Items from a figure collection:

----------

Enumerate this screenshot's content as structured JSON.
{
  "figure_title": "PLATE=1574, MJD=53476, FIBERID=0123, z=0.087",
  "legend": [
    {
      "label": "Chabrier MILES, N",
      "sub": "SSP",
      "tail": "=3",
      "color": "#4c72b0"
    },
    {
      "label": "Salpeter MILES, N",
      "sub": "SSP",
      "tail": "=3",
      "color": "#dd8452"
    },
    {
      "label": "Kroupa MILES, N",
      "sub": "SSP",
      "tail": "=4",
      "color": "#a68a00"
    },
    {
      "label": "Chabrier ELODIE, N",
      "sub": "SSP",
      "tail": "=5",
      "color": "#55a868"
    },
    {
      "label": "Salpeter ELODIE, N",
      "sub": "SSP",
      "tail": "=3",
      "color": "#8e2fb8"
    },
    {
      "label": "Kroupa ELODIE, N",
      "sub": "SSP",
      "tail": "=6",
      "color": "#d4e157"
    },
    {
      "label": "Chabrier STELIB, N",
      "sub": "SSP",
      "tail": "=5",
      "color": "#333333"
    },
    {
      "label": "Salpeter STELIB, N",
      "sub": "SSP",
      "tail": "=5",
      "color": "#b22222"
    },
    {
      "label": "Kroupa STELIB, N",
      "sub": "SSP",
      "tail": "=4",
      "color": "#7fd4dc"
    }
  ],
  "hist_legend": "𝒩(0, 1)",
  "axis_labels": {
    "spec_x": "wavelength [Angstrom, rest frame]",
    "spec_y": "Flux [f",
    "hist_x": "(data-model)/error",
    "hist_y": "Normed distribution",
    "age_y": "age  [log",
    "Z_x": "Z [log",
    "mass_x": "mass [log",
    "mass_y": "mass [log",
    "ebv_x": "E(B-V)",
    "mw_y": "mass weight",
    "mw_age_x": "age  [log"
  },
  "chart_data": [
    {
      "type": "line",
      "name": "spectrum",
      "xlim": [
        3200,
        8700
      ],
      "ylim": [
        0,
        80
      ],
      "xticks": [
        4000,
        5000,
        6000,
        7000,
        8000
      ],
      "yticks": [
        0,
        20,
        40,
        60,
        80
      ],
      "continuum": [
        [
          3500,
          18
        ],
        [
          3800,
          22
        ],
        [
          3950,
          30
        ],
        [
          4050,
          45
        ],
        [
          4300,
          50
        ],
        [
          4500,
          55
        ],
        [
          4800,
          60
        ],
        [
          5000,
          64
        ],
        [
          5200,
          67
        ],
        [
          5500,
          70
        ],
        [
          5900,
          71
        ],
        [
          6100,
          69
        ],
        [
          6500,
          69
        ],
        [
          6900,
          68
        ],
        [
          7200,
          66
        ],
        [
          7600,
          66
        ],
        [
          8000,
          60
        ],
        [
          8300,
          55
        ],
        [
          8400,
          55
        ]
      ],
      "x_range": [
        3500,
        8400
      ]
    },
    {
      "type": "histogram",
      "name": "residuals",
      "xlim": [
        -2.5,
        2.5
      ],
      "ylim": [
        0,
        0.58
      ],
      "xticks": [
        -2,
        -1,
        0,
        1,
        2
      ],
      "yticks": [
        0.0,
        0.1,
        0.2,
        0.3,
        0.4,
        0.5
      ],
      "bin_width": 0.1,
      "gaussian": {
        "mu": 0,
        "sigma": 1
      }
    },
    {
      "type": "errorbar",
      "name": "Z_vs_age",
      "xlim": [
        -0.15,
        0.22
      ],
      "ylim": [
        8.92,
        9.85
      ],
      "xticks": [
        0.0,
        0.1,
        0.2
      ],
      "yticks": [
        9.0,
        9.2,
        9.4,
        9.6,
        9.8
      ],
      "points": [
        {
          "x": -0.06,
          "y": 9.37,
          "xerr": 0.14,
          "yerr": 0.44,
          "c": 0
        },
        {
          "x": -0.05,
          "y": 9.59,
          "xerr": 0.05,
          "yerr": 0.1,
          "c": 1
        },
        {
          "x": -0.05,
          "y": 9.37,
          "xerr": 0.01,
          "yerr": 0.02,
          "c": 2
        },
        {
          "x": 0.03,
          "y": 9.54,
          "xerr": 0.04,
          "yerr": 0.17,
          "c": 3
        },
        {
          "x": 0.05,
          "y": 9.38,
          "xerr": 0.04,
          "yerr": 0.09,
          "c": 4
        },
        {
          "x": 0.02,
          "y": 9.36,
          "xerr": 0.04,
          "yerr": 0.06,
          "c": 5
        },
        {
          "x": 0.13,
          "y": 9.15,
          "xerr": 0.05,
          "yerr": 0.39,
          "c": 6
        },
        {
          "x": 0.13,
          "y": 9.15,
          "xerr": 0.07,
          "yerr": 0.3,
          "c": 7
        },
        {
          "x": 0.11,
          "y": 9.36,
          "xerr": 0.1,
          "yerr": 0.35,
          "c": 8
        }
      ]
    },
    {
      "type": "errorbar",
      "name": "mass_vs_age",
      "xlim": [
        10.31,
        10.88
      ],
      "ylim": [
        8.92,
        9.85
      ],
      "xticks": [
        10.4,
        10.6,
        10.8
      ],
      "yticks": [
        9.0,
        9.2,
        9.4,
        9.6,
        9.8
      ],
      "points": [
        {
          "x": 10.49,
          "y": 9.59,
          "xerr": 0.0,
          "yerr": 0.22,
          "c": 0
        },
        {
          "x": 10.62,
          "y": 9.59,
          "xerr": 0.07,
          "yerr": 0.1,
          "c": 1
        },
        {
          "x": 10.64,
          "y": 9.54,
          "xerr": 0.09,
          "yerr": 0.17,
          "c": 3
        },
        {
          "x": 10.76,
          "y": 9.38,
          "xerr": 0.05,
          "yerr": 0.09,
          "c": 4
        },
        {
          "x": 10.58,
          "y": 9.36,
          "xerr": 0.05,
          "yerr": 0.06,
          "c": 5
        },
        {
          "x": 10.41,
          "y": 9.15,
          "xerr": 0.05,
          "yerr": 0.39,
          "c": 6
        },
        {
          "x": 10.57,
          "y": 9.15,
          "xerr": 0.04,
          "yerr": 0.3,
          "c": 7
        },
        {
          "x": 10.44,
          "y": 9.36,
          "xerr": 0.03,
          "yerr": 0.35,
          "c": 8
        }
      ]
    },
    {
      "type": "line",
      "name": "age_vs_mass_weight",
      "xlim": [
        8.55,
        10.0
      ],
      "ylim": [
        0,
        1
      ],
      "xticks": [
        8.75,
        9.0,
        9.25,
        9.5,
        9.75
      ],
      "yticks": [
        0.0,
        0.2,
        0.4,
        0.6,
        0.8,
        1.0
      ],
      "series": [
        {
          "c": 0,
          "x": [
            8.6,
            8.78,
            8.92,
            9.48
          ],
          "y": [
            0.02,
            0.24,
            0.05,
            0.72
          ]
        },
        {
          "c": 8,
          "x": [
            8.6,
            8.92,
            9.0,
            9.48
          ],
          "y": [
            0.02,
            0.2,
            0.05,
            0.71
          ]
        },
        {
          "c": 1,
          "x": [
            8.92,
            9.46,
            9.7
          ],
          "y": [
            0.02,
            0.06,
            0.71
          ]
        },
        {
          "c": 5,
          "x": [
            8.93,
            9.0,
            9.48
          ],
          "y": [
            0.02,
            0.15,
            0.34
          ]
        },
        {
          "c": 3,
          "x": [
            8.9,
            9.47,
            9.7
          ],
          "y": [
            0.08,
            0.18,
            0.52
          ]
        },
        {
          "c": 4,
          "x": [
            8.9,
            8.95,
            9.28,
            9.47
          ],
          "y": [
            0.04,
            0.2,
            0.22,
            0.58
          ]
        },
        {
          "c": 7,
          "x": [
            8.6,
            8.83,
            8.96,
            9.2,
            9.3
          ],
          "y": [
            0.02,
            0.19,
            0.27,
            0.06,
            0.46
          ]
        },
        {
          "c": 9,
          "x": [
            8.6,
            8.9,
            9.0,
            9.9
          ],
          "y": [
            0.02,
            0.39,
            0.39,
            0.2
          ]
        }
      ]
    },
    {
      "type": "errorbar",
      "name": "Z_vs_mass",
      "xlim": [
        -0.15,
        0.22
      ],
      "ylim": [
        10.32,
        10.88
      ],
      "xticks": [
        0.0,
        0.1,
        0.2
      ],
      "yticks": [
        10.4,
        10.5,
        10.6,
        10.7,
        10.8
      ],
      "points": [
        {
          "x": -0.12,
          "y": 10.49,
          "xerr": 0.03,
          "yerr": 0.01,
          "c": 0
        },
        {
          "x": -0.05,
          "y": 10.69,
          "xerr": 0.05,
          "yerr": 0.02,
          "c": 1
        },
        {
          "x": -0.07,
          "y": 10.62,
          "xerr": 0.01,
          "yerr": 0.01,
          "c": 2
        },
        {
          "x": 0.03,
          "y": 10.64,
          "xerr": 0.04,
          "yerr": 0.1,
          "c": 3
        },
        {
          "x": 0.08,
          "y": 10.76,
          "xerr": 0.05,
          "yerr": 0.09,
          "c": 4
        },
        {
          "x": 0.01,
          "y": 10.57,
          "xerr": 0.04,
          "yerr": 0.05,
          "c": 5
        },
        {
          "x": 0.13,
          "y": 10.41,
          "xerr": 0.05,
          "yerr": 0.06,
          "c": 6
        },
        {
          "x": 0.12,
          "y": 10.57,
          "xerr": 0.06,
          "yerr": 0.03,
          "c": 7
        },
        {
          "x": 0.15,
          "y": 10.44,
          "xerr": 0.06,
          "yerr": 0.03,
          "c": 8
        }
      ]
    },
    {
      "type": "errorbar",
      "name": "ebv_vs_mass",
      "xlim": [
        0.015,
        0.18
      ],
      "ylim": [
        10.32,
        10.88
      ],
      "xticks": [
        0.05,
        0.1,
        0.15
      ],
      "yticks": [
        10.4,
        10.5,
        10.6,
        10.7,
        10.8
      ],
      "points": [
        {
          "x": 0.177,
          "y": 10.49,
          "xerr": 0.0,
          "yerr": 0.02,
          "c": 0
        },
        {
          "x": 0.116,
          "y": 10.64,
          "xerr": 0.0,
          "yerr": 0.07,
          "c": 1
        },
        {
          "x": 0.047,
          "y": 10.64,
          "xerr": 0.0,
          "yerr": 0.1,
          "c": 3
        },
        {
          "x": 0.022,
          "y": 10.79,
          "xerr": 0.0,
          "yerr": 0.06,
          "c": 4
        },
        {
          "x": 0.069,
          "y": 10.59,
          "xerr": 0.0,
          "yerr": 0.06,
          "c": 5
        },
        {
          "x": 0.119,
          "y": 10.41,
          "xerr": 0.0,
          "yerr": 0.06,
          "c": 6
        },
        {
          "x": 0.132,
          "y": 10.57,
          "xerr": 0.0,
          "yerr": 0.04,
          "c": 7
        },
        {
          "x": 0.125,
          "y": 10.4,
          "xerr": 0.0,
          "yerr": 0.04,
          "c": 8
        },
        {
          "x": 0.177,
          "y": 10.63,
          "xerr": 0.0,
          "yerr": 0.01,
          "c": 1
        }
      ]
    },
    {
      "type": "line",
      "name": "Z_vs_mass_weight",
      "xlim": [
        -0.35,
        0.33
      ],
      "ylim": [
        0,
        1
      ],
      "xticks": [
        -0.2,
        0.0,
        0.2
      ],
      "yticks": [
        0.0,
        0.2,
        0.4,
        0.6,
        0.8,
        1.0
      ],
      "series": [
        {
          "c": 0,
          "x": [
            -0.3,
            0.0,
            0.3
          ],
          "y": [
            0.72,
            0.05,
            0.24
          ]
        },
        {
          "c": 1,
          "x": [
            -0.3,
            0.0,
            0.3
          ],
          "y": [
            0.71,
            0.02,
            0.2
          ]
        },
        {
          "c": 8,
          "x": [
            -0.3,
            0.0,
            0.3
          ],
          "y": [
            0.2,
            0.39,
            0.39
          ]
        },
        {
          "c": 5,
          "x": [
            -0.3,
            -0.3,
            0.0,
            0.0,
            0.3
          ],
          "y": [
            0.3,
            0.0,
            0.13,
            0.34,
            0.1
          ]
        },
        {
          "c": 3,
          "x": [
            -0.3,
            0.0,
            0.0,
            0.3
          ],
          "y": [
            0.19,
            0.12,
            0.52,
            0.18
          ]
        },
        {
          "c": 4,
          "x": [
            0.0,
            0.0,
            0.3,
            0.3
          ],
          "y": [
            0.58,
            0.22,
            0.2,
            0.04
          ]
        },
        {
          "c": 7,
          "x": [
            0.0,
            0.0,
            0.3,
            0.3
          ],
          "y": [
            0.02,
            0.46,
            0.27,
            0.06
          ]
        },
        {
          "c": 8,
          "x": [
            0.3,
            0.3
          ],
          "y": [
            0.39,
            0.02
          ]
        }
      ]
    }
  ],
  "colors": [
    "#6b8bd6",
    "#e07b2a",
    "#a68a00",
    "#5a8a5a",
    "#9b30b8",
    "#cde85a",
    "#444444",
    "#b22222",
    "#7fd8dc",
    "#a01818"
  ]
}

----------

_WHAT IS REQUIRED_
Give the count of lines in the data shown above that contain "ELODIE", and nothing else.

_ANSWER BELOW_
3